[Collected data entries]
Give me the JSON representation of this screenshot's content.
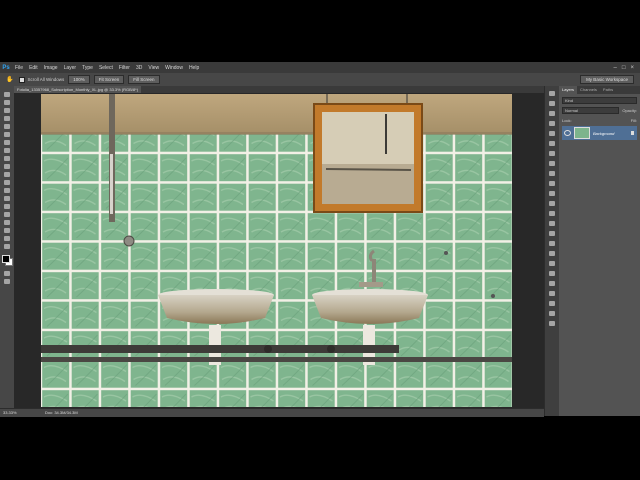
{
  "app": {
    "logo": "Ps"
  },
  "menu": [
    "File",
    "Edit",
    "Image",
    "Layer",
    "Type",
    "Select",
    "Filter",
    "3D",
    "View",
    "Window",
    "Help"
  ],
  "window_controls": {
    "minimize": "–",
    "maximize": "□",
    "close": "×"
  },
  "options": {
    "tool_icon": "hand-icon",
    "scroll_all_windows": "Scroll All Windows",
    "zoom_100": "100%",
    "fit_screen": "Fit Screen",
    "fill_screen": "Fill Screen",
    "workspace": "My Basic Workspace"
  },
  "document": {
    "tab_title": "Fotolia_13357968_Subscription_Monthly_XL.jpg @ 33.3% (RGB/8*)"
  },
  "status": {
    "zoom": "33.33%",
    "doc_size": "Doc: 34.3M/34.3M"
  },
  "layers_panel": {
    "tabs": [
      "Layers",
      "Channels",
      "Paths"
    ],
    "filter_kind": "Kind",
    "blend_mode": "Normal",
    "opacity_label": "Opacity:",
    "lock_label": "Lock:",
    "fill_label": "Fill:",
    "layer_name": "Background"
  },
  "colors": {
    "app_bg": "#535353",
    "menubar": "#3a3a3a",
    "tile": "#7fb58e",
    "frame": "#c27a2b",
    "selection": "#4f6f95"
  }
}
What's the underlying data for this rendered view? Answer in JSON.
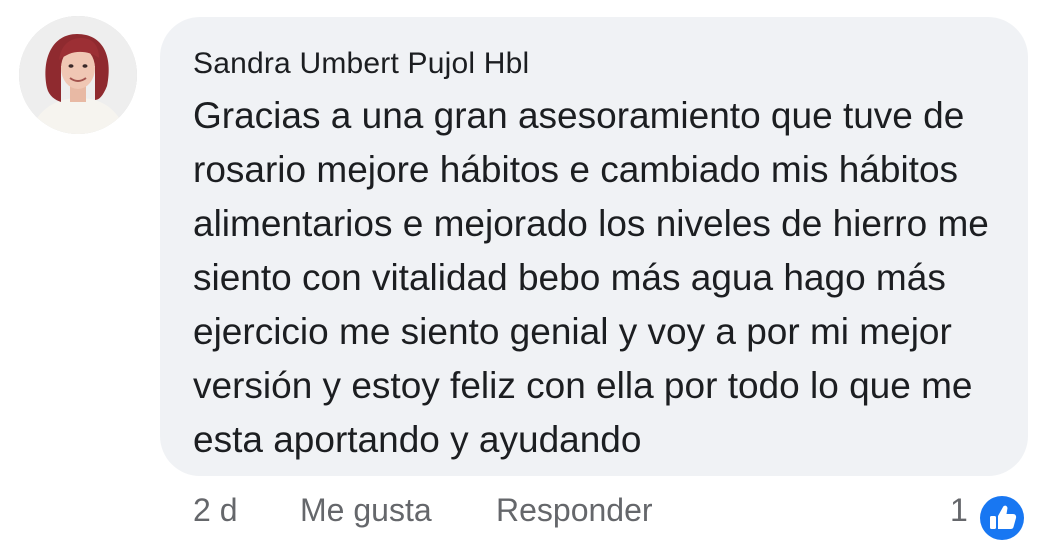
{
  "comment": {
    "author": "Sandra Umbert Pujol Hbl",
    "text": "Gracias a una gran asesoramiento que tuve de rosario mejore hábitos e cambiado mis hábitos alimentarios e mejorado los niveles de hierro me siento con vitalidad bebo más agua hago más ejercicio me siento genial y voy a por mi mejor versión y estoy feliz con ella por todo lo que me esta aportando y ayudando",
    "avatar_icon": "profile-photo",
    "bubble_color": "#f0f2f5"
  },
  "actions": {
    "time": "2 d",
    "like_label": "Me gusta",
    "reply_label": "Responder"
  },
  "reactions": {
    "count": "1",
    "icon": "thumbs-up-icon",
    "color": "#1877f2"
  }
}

**PROBLEM TO WORK ON:** Any pictures should be dropped; transcribe the rest of the records above exactly.

**RESPONSE:**
Give me the JSON representation of this screenshot's content.
{
  "app": {
    "logo": "Ps"
  },
  "menu": [
    "File",
    "Edit",
    "Image",
    "Layer",
    "Type",
    "Select",
    "Filter",
    "3D",
    "View",
    "Window",
    "Help"
  ],
  "window_controls": {
    "minimize": "–",
    "maximize": "□",
    "close": "×"
  },
  "options": {
    "tool_icon": "hand-icon",
    "scroll_all_windows": "Scroll All Windows",
    "zoom_100": "100%",
    "fit_screen": "Fit Screen",
    "fill_screen": "Fill Screen",
    "workspace": "My Basic Workspace"
  },
  "document": {
    "tab_title": "Fotolia_13357968_Subscription_Monthly_XL.jpg @ 33.3% (RGB/8*)"
  },
  "status": {
    "zoom": "33.33%",
    "doc_size": "Doc: 34.3M/34.3M"
  },
  "layers_panel": {
    "tabs": [
      "Layers",
      "Channels",
      "Paths"
    ],
    "filter_kind": "Kind",
    "blend_mode": "Normal",
    "opacity_label": "Opacity:",
    "lock_label": "Lock:",
    "fill_label": "Fill:",
    "layer_name": "Background"
  },
  "colors": {
    "app_bg": "#535353",
    "menubar": "#3a3a3a",
    "tile": "#7fb58e",
    "frame": "#c27a2b",
    "selection": "#4f6f95"
  }
}
What's the underlying data for this rendered view? Answer in JSON.
{
  "comment": {
    "author": "Sandra Umbert Pujol Hbl",
    "text": "Gracias a una gran asesoramiento que tuve de rosario mejore hábitos e cambiado mis hábitos alimentarios e mejorado los niveles de hierro me siento con vitalidad bebo más agua hago más ejercicio me siento genial y voy a por mi mejor versión y estoy feliz con ella por todo lo que me esta aportando y ayudando",
    "avatar_icon": "profile-photo",
    "bubble_color": "#f0f2f5"
  },
  "actions": {
    "time": "2 d",
    "like_label": "Me gusta",
    "reply_label": "Responder"
  },
  "reactions": {
    "count": "1",
    "icon": "thumbs-up-icon",
    "color": "#1877f2"
  }
}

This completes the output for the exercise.